* [WORK TO COMPLETE]:
Print the records below exactly, omitting all pictures.

Start of Block

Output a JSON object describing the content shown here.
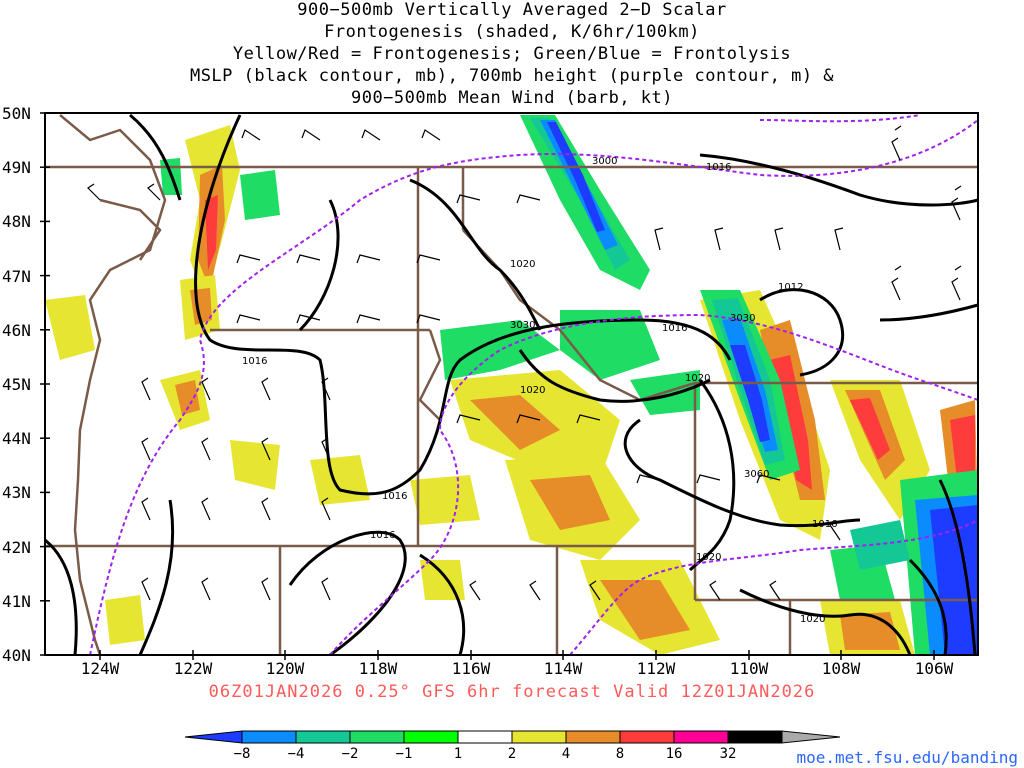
{
  "title_lines": [
    "900−500mb Vertically Averaged 2−D Scalar",
    "Frontogenesis (shaded, K/6hr/100km)",
    "Yellow/Red = Frontogenesis;  Green/Blue = Frontolysis",
    "MSLP (black contour, mb), 700mb height (purple contour, m) &",
    "900−500mb Mean Wind (barb, kt)"
  ],
  "lat_labels": [
    "50N",
    "49N",
    "48N",
    "47N",
    "46N",
    "45N",
    "44N",
    "43N",
    "42N",
    "41N",
    "40N"
  ],
  "lon_labels": [
    "124W",
    "122W",
    "120W",
    "118W",
    "116W",
    "114W",
    "112W",
    "110W",
    "108W",
    "106W"
  ],
  "mslp_labels": [
    "1016",
    "1020",
    "1016",
    "1020",
    "1016",
    "1012",
    "1020",
    "1016",
    "1016",
    "1016",
    "1020",
    "1020",
    "1020"
  ],
  "height_labels": [
    "3000",
    "3030",
    "3030",
    "3060"
  ],
  "forecast_text": "06Z01JAN2026 0.25° GFS 6hr forecast Valid 12Z01JAN2026",
  "colorbar": {
    "labels": [
      "−8",
      "−4",
      "−2",
      "−1",
      "1",
      "2",
      "4",
      "8",
      "16",
      "32"
    ],
    "colors": [
      "#1e3cff",
      "#0a8cff",
      "#14c896",
      "#1edc64",
      "#00ff00",
      "#ffffff",
      "#e6e632",
      "#e68c28",
      "#ff3c3c",
      "#ff0096",
      "#000000",
      "#aaaaaa"
    ]
  },
  "credit": "moe.met.fsu.edu/banding"
}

End of Block

* [SOLUTION FOR THIS EXERCISE]:
Output a JSON object describing the content shown here.
{
  "title_lines": [
    "900−500mb Vertically Averaged 2−D Scalar",
    "Frontogenesis (shaded, K/6hr/100km)",
    "Yellow/Red = Frontogenesis;  Green/Blue = Frontolysis",
    "MSLP (black contour, mb), 700mb height (purple contour, m) &",
    "900−500mb Mean Wind (barb, kt)"
  ],
  "lat_labels": [
    "50N",
    "49N",
    "48N",
    "47N",
    "46N",
    "45N",
    "44N",
    "43N",
    "42N",
    "41N",
    "40N"
  ],
  "lon_labels": [
    "124W",
    "122W",
    "120W",
    "118W",
    "116W",
    "114W",
    "112W",
    "110W",
    "108W",
    "106W"
  ],
  "mslp_labels": [
    "1016",
    "1020",
    "1016",
    "1020",
    "1016",
    "1012",
    "1020",
    "1016",
    "1016",
    "1016",
    "1020",
    "1020",
    "1020"
  ],
  "height_labels": [
    "3000",
    "3030",
    "3030",
    "3060"
  ],
  "forecast_text": "06Z01JAN2026 0.25° GFS 6hr forecast Valid 12Z01JAN2026",
  "colorbar": {
    "labels": [
      "−8",
      "−4",
      "−2",
      "−1",
      "1",
      "2",
      "4",
      "8",
      "16",
      "32"
    ],
    "colors": [
      "#1e3cff",
      "#0a8cff",
      "#14c896",
      "#1edc64",
      "#00ff00",
      "#ffffff",
      "#e6e632",
      "#e68c28",
      "#ff3c3c",
      "#ff0096",
      "#000000",
      "#aaaaaa"
    ]
  },
  "credit": "moe.met.fsu.edu/banding"
}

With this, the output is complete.